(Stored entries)
_ _ _ _
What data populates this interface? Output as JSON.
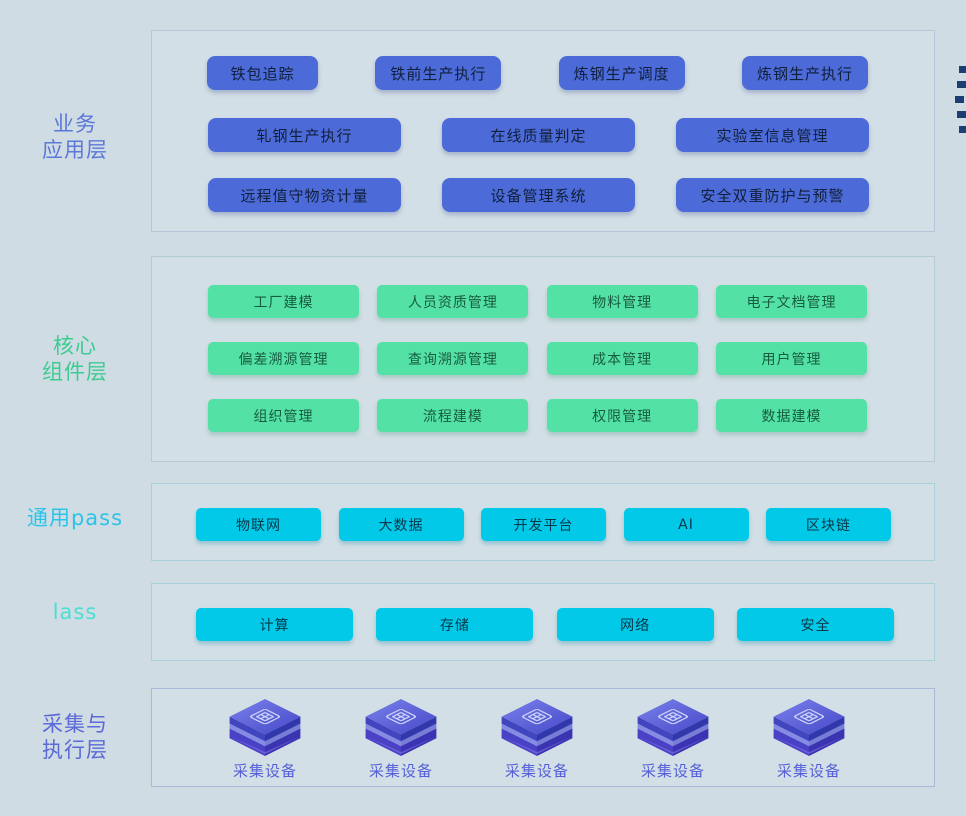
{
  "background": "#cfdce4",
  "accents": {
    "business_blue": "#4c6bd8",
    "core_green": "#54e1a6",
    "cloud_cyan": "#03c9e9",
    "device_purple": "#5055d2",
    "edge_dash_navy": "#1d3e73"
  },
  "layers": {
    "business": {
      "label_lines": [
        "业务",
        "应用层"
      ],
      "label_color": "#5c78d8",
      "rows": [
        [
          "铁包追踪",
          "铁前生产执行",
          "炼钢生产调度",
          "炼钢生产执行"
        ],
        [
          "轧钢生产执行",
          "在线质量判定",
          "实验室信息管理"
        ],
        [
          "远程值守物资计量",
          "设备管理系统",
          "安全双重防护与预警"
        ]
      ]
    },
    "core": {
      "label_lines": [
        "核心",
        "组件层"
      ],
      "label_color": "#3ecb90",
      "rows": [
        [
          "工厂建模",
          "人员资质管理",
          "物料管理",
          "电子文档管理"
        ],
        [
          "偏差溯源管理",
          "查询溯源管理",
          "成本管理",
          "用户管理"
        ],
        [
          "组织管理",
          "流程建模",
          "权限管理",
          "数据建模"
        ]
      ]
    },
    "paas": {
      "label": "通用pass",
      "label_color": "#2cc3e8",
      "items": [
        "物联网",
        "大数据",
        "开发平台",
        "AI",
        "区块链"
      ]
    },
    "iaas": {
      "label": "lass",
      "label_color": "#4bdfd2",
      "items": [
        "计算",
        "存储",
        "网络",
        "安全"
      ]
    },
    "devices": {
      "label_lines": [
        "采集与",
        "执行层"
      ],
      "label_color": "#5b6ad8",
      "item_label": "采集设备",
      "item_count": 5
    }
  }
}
_ _ _ _
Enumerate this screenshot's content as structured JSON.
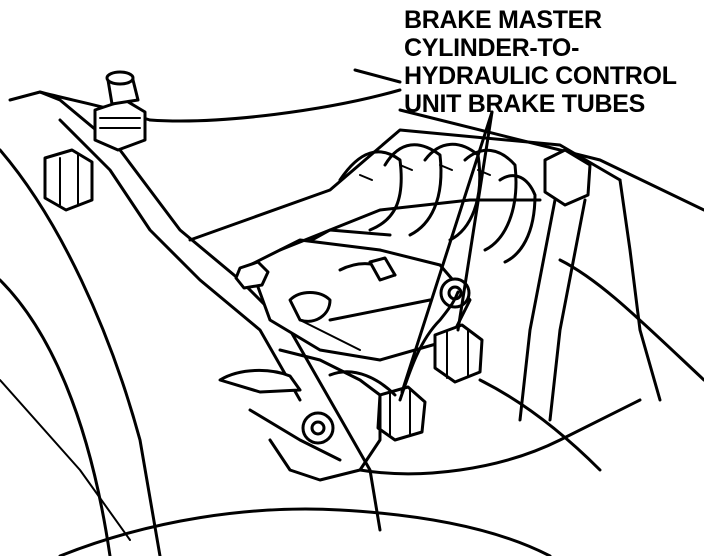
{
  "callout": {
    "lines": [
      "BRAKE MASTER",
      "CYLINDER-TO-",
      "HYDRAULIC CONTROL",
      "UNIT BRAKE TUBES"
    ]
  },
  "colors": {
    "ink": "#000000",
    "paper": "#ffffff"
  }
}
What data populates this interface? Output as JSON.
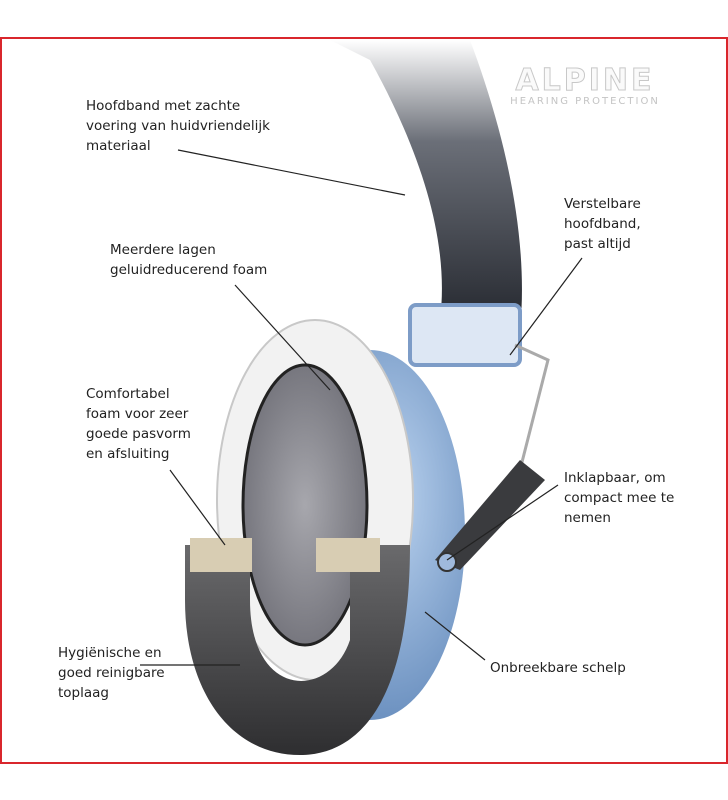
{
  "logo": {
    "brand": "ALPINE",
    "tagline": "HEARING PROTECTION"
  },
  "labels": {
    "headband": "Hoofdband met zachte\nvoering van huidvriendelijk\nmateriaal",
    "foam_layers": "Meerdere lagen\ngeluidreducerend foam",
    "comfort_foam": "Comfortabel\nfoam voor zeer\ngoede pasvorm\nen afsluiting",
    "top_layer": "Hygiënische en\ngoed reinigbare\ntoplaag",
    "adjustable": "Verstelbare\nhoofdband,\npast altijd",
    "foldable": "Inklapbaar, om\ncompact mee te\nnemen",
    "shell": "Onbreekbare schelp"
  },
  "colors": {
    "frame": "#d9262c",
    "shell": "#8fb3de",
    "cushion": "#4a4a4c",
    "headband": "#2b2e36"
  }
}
_ _ _ _
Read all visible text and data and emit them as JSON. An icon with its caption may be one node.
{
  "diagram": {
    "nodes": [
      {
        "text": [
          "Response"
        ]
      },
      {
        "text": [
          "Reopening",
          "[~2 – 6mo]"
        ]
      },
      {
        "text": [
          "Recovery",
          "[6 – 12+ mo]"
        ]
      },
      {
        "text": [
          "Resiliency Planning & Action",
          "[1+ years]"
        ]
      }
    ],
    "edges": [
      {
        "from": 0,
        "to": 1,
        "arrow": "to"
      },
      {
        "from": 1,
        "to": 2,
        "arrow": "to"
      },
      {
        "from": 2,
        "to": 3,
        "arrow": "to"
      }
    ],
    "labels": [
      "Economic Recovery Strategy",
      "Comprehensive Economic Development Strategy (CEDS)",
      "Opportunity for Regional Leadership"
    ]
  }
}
_ _ _ _
● TASK STATEMENT: Look through the entries and return every line where "Strategy" appears.

● FULL RESPONSE:
      "Economic Recovery Strategy",
      "Comprehensive Economic Development Strategy (CEDS)",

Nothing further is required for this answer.